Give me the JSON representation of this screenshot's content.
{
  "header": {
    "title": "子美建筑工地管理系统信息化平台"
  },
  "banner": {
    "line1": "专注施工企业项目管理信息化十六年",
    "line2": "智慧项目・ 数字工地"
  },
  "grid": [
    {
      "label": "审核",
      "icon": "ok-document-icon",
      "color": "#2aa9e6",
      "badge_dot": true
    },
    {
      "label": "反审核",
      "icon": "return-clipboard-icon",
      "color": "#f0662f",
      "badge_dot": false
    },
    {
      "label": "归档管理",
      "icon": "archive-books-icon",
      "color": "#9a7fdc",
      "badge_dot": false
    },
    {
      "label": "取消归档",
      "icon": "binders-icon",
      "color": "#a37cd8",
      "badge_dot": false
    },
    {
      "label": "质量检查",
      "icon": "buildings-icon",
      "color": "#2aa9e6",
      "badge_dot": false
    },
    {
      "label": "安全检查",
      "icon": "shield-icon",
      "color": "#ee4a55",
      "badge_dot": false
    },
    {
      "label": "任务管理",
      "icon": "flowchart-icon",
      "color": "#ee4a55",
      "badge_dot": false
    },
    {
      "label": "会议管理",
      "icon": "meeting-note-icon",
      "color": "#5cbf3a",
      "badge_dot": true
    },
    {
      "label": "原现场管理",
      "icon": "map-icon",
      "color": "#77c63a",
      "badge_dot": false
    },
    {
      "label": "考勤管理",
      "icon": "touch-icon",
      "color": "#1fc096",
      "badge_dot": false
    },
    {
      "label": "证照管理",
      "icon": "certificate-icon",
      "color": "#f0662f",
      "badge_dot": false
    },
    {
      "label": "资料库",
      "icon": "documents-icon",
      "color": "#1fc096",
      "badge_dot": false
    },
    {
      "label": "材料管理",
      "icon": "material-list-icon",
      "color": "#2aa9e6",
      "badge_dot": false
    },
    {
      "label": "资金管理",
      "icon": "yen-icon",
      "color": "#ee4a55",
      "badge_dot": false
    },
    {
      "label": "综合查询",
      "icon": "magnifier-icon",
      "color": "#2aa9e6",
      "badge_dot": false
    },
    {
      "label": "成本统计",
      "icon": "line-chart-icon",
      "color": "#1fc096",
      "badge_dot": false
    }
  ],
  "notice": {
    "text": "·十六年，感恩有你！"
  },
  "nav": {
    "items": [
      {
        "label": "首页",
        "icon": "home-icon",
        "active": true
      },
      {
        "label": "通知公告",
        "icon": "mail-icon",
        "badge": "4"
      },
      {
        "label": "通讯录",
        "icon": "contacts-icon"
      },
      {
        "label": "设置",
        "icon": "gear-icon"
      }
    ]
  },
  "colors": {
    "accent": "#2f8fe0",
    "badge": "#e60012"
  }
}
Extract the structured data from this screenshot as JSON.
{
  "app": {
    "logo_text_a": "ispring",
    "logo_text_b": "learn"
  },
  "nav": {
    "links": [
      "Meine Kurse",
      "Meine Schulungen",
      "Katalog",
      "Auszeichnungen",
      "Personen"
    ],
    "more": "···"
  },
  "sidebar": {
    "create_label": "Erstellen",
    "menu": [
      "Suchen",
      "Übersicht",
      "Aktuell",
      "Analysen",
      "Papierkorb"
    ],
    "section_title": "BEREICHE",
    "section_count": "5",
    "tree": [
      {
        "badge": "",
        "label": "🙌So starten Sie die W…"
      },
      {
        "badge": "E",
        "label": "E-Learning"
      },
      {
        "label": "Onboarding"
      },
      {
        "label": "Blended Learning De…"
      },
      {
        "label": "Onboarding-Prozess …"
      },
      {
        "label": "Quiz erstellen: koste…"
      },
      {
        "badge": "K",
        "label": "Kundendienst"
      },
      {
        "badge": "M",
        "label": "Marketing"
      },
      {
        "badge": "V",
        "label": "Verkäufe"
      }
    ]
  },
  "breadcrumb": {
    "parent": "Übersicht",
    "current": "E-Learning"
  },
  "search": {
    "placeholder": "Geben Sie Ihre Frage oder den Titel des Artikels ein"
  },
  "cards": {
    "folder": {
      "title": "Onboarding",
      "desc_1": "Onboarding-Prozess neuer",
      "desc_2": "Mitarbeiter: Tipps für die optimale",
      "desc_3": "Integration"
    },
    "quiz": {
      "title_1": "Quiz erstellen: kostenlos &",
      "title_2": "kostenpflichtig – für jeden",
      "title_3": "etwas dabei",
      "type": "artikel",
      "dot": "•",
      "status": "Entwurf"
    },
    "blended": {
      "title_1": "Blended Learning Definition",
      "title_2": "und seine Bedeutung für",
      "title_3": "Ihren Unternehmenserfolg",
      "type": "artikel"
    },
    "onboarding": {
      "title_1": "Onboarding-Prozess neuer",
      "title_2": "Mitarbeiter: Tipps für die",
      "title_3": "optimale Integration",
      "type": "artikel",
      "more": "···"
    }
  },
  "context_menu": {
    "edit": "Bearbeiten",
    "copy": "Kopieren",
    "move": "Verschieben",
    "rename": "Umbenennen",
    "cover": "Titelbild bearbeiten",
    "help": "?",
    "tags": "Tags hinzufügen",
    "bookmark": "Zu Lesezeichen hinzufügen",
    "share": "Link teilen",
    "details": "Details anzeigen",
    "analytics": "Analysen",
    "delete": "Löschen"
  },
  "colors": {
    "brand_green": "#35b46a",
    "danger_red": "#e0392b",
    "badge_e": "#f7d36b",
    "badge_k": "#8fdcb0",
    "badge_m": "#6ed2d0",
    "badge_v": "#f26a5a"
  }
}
* * *
== Aim ==
Copy out each line exactly.

== Output for this task ==
Give me the JSON representation of this screenshot's content.
{
  "header": {
    "title": "子美建筑工地管理系统信息化平台"
  },
  "banner": {
    "line1": "专注施工企业项目管理信息化十六年",
    "line2": "智慧项目・ 数字工地"
  },
  "grid": [
    {
      "label": "审核",
      "icon": "ok-document-icon",
      "color": "#2aa9e6",
      "badge_dot": true
    },
    {
      "label": "反审核",
      "icon": "return-clipboard-icon",
      "color": "#f0662f",
      "badge_dot": false
    },
    {
      "label": "归档管理",
      "icon": "archive-books-icon",
      "color": "#9a7fdc",
      "badge_dot": false
    },
    {
      "label": "取消归档",
      "icon": "binders-icon",
      "color": "#a37cd8",
      "badge_dot": false
    },
    {
      "label": "质量检查",
      "icon": "buildings-icon",
      "color": "#2aa9e6",
      "badge_dot": false
    },
    {
      "label": "安全检查",
      "icon": "shield-icon",
      "color": "#ee4a55",
      "badge_dot": false
    },
    {
      "label": "任务管理",
      "icon": "flowchart-icon",
      "color": "#ee4a55",
      "badge_dot": false
    },
    {
      "label": "会议管理",
      "icon": "meeting-note-icon",
      "color": "#5cbf3a",
      "badge_dot": true
    },
    {
      "label": "原现场管理",
      "icon": "map-icon",
      "color": "#77c63a",
      "badge_dot": false
    },
    {
      "label": "考勤管理",
      "icon": "touch-icon",
      "color": "#1fc096",
      "badge_dot": false
    },
    {
      "label": "证照管理",
      "icon": "certificate-icon",
      "color": "#f0662f",
      "badge_dot": false
    },
    {
      "label": "资料库",
      "icon": "documents-icon",
      "color": "#1fc096",
      "badge_dot": false
    },
    {
      "label": "材料管理",
      "icon": "material-list-icon",
      "color": "#2aa9e6",
      "badge_dot": false
    },
    {
      "label": "资金管理",
      "icon": "yen-icon",
      "color": "#ee4a55",
      "badge_dot": false
    },
    {
      "label": "综合查询",
      "icon": "magnifier-icon",
      "color": "#2aa9e6",
      "badge_dot": false
    },
    {
      "label": "成本统计",
      "icon": "line-chart-icon",
      "color": "#1fc096",
      "badge_dot": false
    }
  ],
  "notice": {
    "text": "·十六年，感恩有你！"
  },
  "nav": {
    "items": [
      {
        "label": "首页",
        "icon": "home-icon",
        "active": true
      },
      {
        "label": "通知公告",
        "icon": "mail-icon",
        "badge": "4"
      },
      {
        "label": "通讯录",
        "icon": "contacts-icon"
      },
      {
        "label": "设置",
        "icon": "gear-icon"
      }
    ]
  },
  "colors": {
    "accent": "#2f8fe0",
    "badge": "#e60012"
  }
}
Extract the structured data from this screenshot as JSON.
{
  "app": {
    "logo_text_a": "ispring",
    "logo_text_b": "learn"
  },
  "nav": {
    "links": [
      "Meine Kurse",
      "Meine Schulungen",
      "Katalog",
      "Auszeichnungen",
      "Personen"
    ],
    "more": "···"
  },
  "sidebar": {
    "create_label": "Erstellen",
    "menu": [
      "Suchen",
      "Übersicht",
      "Aktuell",
      "Analysen",
      "Papierkorb"
    ],
    "section_title": "BEREICHE",
    "section_count": "5",
    "tree": [
      {
        "badge": "",
        "label": "🙌So starten Sie die W…"
      },
      {
        "badge": "E",
        "label": "E-Learning"
      },
      {
        "label": "Onboarding"
      },
      {
        "label": "Blended Learning De…"
      },
      {
        "label": "Onboarding-Prozess …"
      },
      {
        "label": "Quiz erstellen: koste…"
      },
      {
        "badge": "K",
        "label": "Kundendienst"
      },
      {
        "badge": "M",
        "label": "Marketing"
      },
      {
        "badge": "V",
        "label": "Verkäufe"
      }
    ]
  },
  "breadcrumb": {
    "parent": "Übersicht",
    "current": "E-Learning"
  },
  "search": {
    "placeholder": "Geben Sie Ihre Frage oder den Titel des Artikels ein"
  },
  "cards": {
    "folder": {
      "title": "Onboarding",
      "desc_1": "Onboarding-Prozess neuer",
      "desc_2": "Mitarbeiter: Tipps für die optimale",
      "desc_3": "Integration"
    },
    "quiz": {
      "title_1": "Quiz erstellen: kostenlos &",
      "title_2": "kostenpflichtig – für jeden",
      "title_3": "etwas dabei",
      "type": "artikel",
      "dot": "•",
      "status": "Entwurf"
    },
    "blended": {
      "title_1": "Blended Learning Definition",
      "title_2": "und seine Bedeutung für",
      "title_3": "Ihren Unternehmenserfolg",
      "type": "artikel"
    },
    "onboarding": {
      "title_1": "Onboarding-Prozess neuer",
      "title_2": "Mitarbeiter: Tipps für die",
      "title_3": "optimale Integration",
      "type": "artikel",
      "more": "···"
    }
  },
  "context_menu": {
    "edit": "Bearbeiten",
    "copy": "Kopieren",
    "move": "Verschieben",
    "rename": "Umbenennen",
    "cover": "Titelbild bearbeiten",
    "help": "?",
    "tags": "Tags hinzufügen",
    "bookmark": "Zu Lesezeichen hinzufügen",
    "share": "Link teilen",
    "details": "Details anzeigen",
    "analytics": "Analysen",
    "delete": "Löschen"
  },
  "colors": {
    "brand_green": "#35b46a",
    "danger_red": "#e0392b",
    "badge_e": "#f7d36b",
    "badge_k": "#8fdcb0",
    "badge_m": "#6ed2d0",
    "badge_v": "#f26a5a"
  }
}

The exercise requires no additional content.